**CHALLENGE:** Set down the material once more, exactly as it appears.

---------- DATA LINES

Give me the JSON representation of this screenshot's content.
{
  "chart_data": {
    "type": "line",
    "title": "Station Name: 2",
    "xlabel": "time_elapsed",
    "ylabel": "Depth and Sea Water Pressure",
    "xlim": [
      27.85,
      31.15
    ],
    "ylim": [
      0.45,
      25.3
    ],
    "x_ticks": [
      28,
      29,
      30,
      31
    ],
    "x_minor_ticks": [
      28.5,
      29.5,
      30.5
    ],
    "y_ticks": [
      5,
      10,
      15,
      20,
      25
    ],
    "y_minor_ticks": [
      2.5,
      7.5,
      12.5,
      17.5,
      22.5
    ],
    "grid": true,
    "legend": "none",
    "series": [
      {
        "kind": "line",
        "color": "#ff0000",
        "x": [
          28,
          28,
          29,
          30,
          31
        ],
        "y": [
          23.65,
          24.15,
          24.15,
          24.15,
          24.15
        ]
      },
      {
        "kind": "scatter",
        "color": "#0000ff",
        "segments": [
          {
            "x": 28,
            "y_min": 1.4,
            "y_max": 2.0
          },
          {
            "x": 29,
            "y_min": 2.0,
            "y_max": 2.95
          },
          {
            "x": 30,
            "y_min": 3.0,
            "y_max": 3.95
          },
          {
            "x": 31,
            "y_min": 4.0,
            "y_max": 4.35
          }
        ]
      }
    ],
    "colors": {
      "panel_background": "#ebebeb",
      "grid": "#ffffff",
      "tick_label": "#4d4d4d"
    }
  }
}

--------------------

**RESPONSE TO THE TASK:**
Give me the JSON representation of this screenshot's content.
{
  "chart_data": {
    "type": "line",
    "title": "Station Name: 2",
    "xlabel": "time_elapsed",
    "ylabel": "Depth and Sea Water Pressure",
    "xlim": [
      27.85,
      31.15
    ],
    "ylim": [
      0.45,
      25.3
    ],
    "x_ticks": [
      28,
      29,
      30,
      31
    ],
    "x_minor_ticks": [
      28.5,
      29.5,
      30.5
    ],
    "y_ticks": [
      5,
      10,
      15,
      20,
      25
    ],
    "y_minor_ticks": [
      2.5,
      7.5,
      12.5,
      17.5,
      22.5
    ],
    "grid": true,
    "legend": "none",
    "series": [
      {
        "kind": "line",
        "color": "#ff0000",
        "x": [
          28,
          28,
          29,
          30,
          31
        ],
        "y": [
          23.65,
          24.15,
          24.15,
          24.15,
          24.15
        ]
      },
      {
        "kind": "scatter",
        "color": "#0000ff",
        "segments": [
          {
            "x": 28,
            "y_min": 1.4,
            "y_max": 2.0
          },
          {
            "x": 29,
            "y_min": 2.0,
            "y_max": 2.95
          },
          {
            "x": 30,
            "y_min": 3.0,
            "y_max": 3.95
          },
          {
            "x": 31,
            "y_min": 4.0,
            "y_max": 4.35
          }
        ]
      }
    ],
    "colors": {
      "panel_background": "#ebebeb",
      "grid": "#ffffff",
      "tick_label": "#4d4d4d"
    }
  }
}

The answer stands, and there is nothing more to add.